(Data entries)
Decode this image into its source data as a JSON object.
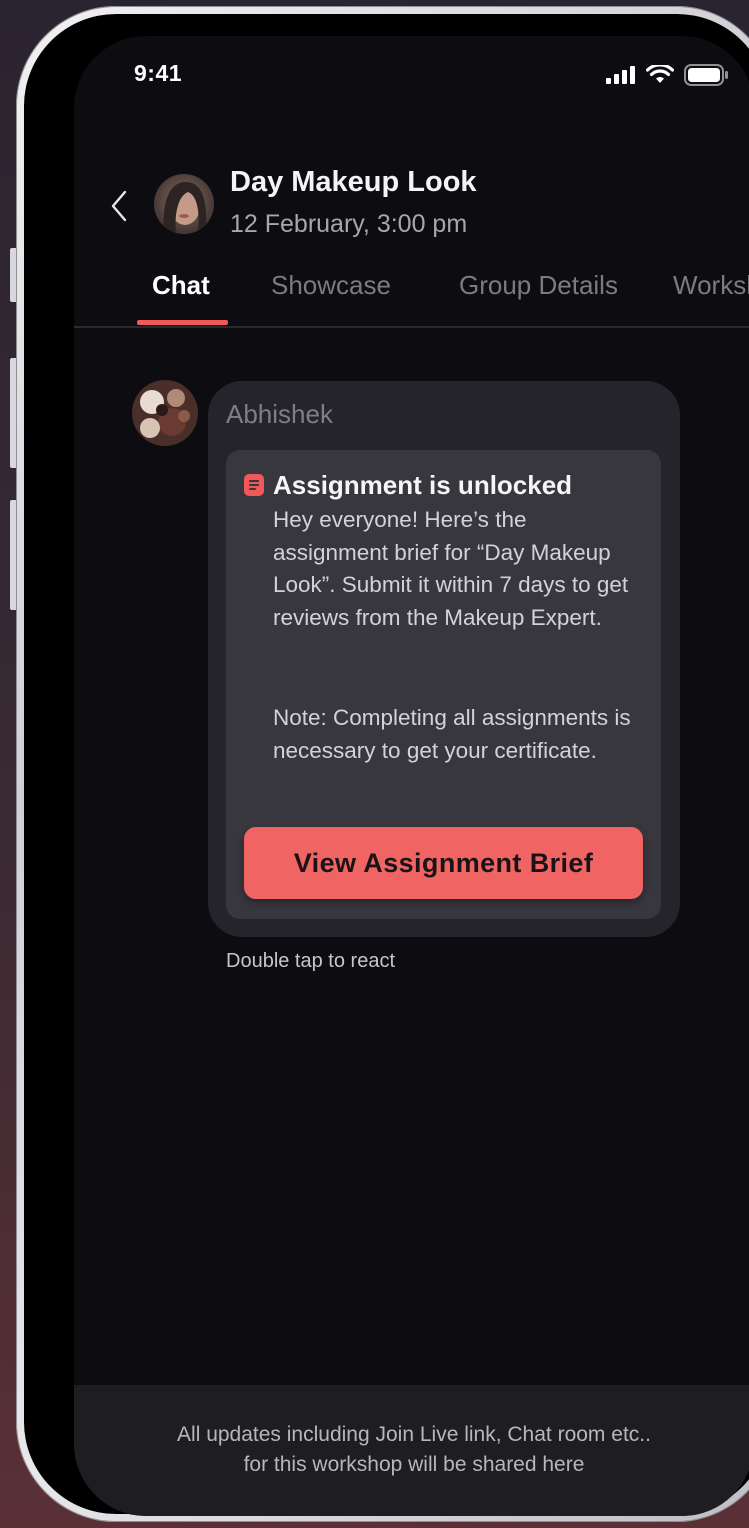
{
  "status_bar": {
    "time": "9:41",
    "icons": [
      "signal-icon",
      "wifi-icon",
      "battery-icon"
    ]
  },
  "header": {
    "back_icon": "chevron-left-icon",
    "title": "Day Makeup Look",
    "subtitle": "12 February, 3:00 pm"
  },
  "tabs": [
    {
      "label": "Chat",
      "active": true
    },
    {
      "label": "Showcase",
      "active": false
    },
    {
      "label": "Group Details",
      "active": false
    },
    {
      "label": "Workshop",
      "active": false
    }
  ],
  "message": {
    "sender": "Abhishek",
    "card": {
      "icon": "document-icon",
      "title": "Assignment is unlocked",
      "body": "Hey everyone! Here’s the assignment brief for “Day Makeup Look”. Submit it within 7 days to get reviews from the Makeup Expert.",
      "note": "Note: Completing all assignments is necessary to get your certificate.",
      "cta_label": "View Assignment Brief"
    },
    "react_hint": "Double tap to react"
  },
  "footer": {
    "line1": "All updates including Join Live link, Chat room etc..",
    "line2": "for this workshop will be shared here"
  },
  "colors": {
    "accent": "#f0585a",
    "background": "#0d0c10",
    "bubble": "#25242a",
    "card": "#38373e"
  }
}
* * *
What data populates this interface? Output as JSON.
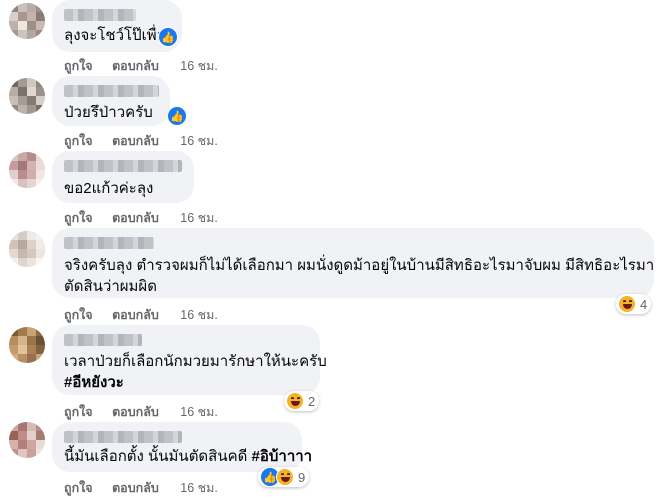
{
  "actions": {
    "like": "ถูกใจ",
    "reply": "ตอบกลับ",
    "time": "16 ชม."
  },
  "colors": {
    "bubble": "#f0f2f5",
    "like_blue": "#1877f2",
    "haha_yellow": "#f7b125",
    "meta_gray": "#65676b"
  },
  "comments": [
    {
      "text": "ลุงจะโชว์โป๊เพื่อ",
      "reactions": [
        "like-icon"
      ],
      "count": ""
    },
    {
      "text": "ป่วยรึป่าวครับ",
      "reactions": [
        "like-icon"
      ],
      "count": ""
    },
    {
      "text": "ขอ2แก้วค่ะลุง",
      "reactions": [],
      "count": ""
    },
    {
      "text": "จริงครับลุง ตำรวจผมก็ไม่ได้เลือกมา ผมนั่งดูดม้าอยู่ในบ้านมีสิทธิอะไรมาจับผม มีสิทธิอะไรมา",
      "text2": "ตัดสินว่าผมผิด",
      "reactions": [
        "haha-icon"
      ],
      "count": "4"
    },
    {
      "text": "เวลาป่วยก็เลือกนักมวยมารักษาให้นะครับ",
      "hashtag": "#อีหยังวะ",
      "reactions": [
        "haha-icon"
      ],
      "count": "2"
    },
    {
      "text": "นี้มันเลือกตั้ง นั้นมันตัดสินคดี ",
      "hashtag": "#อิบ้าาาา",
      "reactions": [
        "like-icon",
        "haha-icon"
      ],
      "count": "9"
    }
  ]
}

STATED TASK >>
In the listing above, how many lines include the word "this"? Answer with the number and nothing more.

SOLVED PROBLEM >>
3